_本文_.
※ ※ ※
野球は追っかけ再生で30分で追いつく
2006年4月27日、初めて巨人戦が地上波で放送されなかった。
まだ3年前のことなのだが、もうずいぶん昔のことのような気がする。
2006年シーズンはその後、巨人の低迷と共に放送のない日が増え、優勝の望みが消えた9月には、放送がないことが当然となった。
プロ野球が始まって以来 70余年、地上波で誰もが見ることができた巨人戦は、2006年をもって、有料(CS放送G+)で見る番組へと移行したのだった。
2007年
原監督が復帰して2年めのシーズン。
かつて、ニッテレはビジターゲームでも、放送権を買って放送していたが、そういうことはなくなった。
そして、ホームゲームも、他局へ売却することが多くなる。
巨人は2年つづけて4月は首位と好調な滑り出し。
松井が去って以来、裏切られつづけて、はや4シーズンが過ぎた。
それでも、今年こそは・・・と期待してしまうのが、ファン心理。
しかし、テレビの前に座れども、そこに巨人が映らない日が多かった。
2008年
ニッテレ地上波は、ホームゲームさえ放送しなくなった。
※ ※ ※
_データ一覧_.
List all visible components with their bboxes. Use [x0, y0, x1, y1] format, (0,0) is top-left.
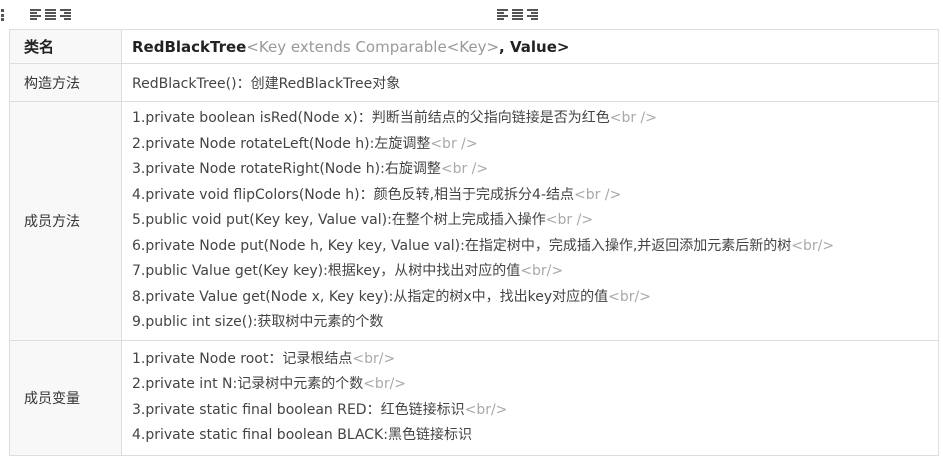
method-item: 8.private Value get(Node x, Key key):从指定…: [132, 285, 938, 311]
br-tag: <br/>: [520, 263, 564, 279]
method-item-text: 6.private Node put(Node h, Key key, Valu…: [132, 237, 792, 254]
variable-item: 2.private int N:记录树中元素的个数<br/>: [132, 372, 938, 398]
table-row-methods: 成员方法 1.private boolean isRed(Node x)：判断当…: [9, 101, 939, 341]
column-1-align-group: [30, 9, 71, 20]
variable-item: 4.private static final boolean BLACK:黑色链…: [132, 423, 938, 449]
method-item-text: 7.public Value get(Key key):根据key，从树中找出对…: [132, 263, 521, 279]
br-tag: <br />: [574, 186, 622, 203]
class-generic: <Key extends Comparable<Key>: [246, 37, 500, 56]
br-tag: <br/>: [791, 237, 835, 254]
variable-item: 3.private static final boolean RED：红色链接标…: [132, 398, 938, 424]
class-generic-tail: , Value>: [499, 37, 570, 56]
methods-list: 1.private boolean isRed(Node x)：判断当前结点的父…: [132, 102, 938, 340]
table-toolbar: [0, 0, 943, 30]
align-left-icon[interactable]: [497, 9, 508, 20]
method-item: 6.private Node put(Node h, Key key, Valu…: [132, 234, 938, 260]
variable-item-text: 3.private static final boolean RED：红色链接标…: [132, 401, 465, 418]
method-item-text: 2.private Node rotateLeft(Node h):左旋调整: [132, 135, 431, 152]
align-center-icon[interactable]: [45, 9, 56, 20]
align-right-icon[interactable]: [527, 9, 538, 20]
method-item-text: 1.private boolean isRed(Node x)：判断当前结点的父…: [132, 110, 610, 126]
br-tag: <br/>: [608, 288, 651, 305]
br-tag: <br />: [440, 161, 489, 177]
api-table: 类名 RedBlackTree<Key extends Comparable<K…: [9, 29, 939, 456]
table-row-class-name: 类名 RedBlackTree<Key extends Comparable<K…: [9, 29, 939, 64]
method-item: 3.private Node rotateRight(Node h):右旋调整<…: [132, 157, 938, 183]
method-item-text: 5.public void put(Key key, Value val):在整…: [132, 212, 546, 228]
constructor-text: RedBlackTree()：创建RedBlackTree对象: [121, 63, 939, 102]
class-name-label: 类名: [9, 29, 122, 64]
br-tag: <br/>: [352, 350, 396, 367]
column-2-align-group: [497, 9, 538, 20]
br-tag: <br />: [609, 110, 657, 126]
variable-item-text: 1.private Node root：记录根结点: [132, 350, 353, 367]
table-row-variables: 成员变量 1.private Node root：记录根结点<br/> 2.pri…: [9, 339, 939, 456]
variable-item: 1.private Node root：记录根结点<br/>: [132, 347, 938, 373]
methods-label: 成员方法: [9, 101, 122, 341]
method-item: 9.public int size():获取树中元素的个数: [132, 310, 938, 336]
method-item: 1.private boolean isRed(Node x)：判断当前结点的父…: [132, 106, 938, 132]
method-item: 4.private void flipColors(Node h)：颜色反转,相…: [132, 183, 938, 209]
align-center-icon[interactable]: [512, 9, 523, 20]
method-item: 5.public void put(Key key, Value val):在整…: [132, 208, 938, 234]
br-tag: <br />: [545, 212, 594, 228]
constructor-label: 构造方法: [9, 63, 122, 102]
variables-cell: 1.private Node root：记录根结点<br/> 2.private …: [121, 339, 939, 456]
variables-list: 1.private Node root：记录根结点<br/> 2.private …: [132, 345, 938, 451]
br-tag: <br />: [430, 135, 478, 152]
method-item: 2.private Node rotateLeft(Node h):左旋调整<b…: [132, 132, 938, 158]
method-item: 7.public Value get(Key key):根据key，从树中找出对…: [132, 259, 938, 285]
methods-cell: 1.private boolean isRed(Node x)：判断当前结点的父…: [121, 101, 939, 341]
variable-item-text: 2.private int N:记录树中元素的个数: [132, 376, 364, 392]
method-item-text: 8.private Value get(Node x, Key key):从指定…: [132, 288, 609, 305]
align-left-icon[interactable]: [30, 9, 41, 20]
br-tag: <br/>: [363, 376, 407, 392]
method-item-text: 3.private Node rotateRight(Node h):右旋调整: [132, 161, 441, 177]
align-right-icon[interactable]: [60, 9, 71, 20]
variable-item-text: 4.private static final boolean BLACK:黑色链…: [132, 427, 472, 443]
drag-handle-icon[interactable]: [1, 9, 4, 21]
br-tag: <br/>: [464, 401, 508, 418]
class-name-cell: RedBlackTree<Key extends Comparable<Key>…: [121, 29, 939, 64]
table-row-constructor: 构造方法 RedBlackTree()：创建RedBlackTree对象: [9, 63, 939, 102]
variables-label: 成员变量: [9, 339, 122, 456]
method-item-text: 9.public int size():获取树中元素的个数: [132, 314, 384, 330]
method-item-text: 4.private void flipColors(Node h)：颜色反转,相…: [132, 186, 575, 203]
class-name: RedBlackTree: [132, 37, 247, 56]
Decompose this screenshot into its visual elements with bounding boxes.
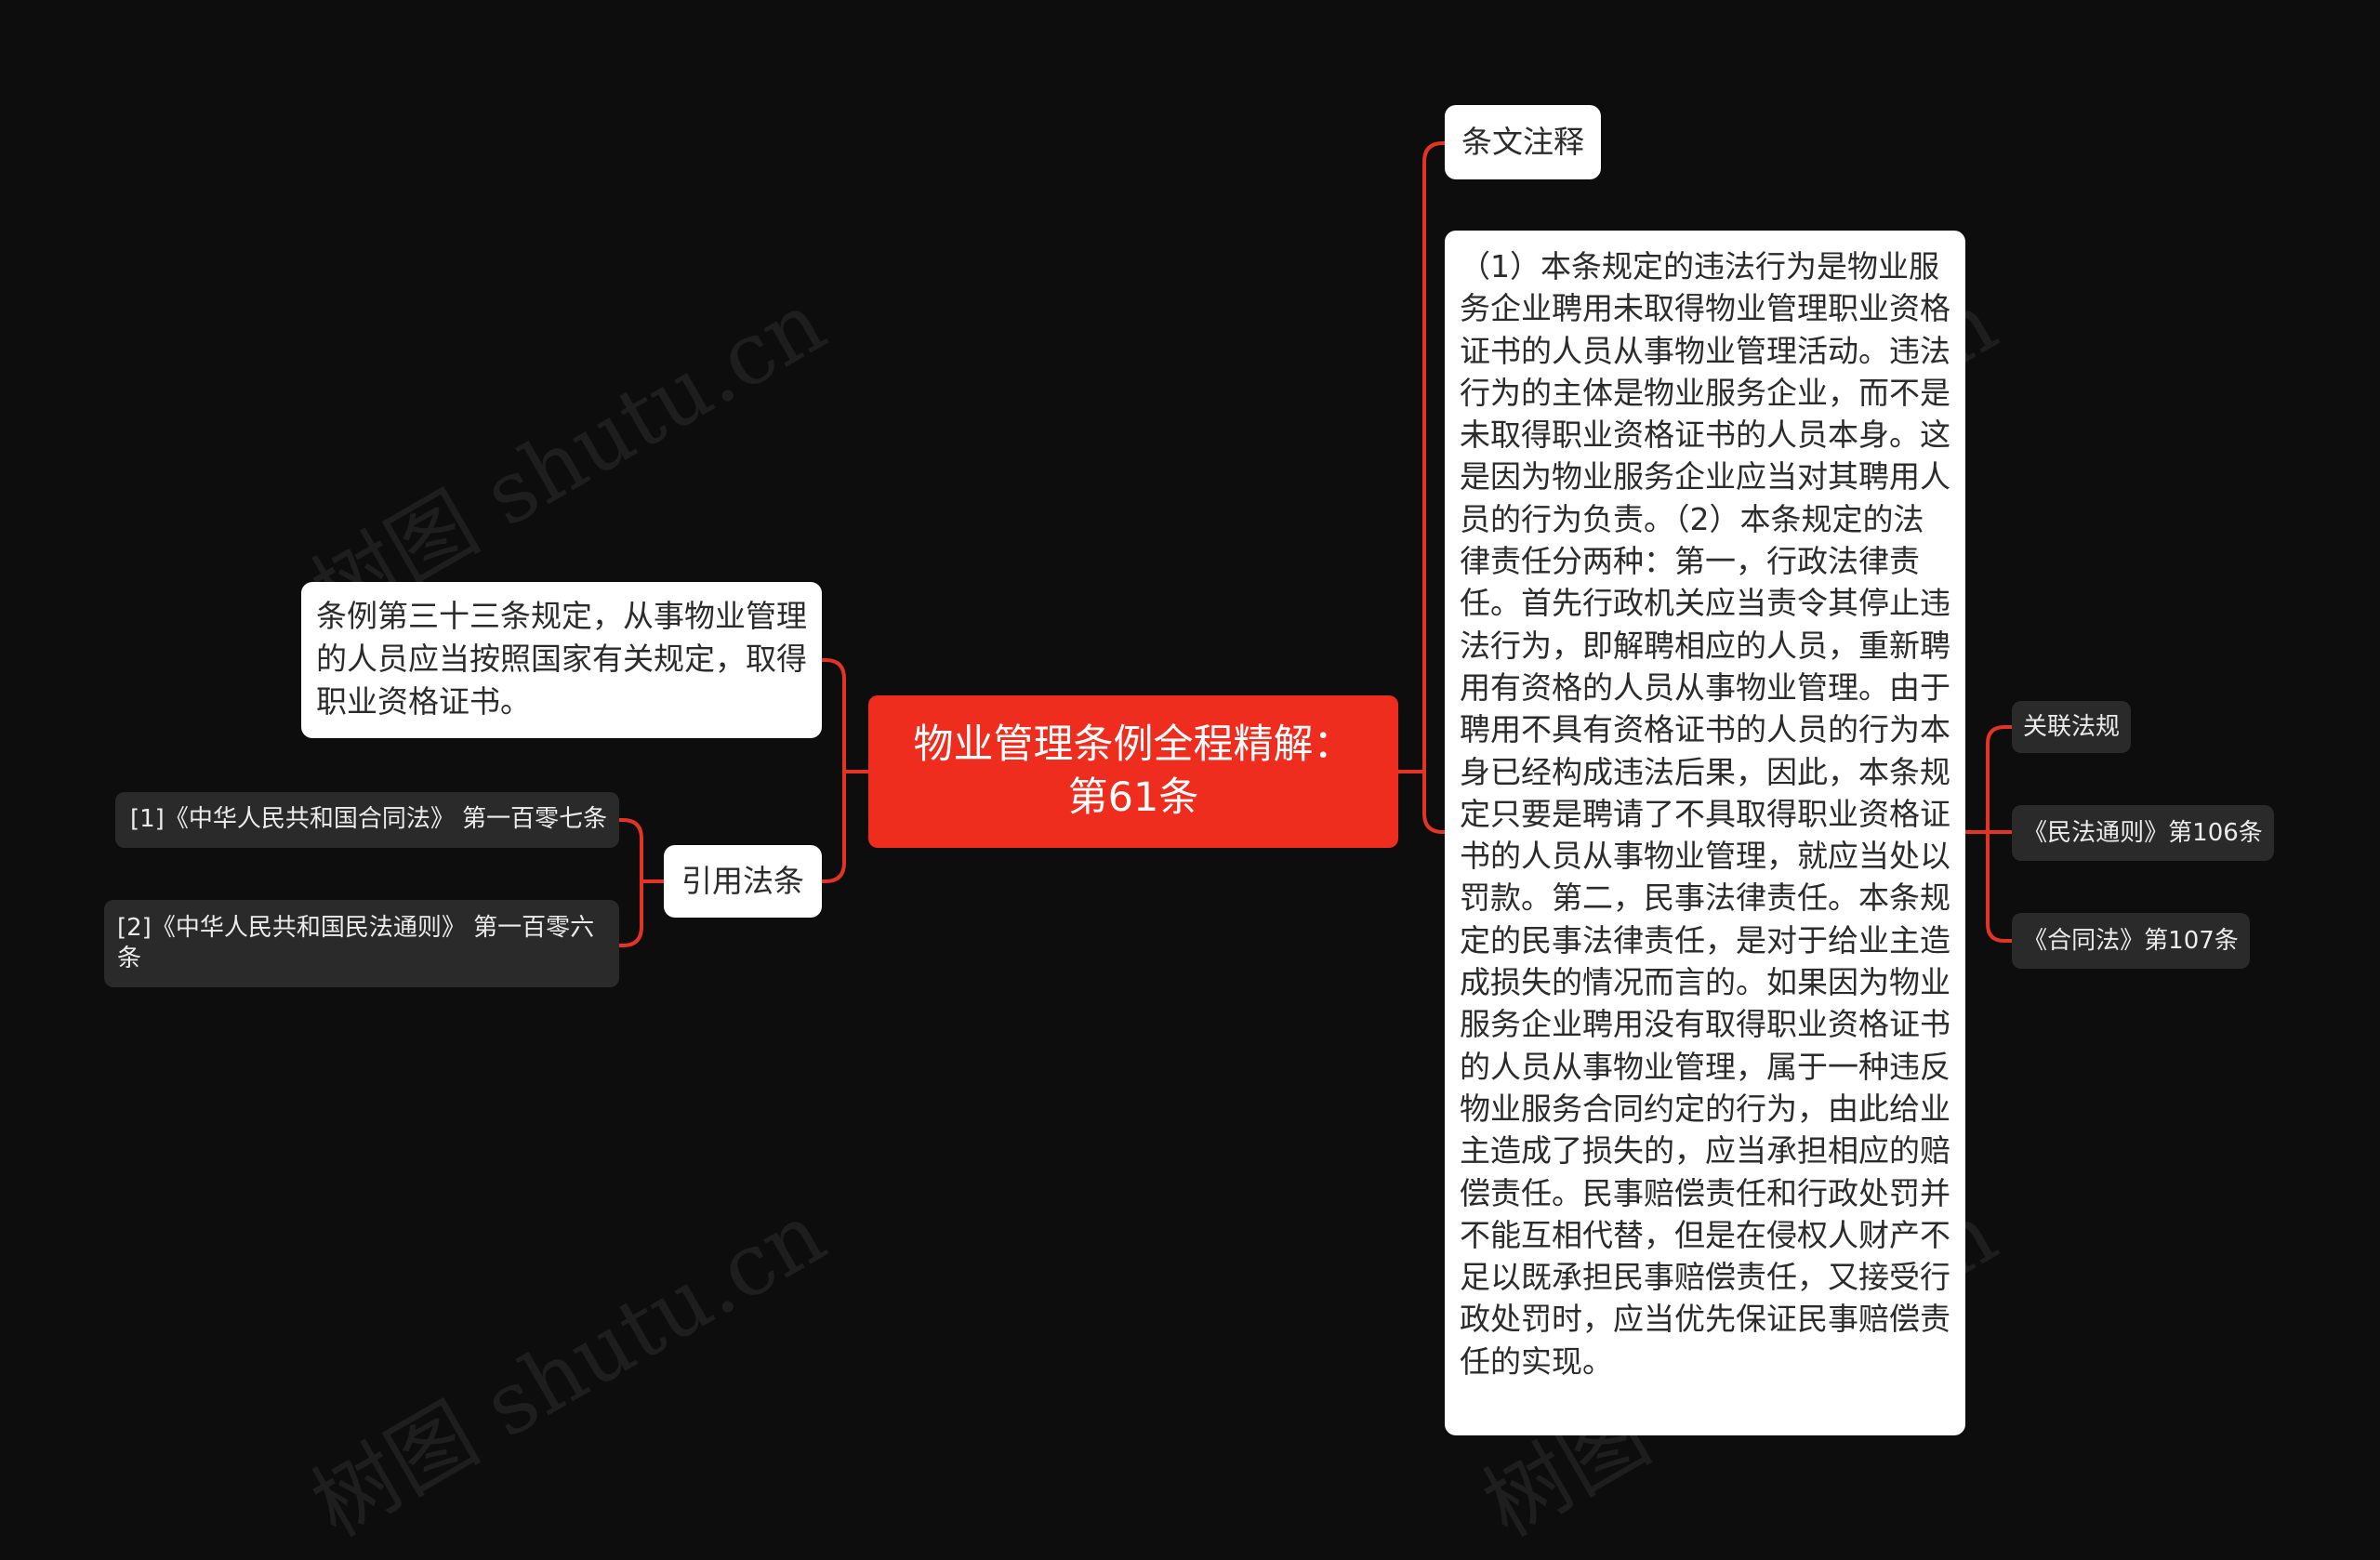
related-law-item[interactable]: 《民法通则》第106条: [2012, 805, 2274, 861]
※ ※ ※
_課題内容_. 本文のうち「2006年シーズンはその後、」から「それでも、今年こそは・・・と期待してしまうのが、ファン心理。」までの範囲を、一字も変えずに書き写せ。 データは本文とは独立した別個の資料である。

_正答_.
2006年シーズンはその後、巨人の低迷と共に放送のない日が増え、優勝の望みが消えた9月には、放送がないことが当然となった。
プロ野球が始まって以来 70余年、地上波で誰もが見ることができた巨人戦は、2006年をもって、有料(CS放送G+)で見る番組へと移行したのだった。
2007年
原監督が復帰して2年めのシーズン。
かつて、ニッテレはビジターゲームでも、放送権を買って放送していたが、そういうことはなくなった。
そして、ホームゲームも、他局へ売却することが多くなる。
巨人は2年つづけて4月は首位と好調な滑り出し。
松井が去って以来、裏切られつづけて、はや4シーズンが過ぎた。
それでも、今年こそは・・・と期待してしまうのが、ファン心理。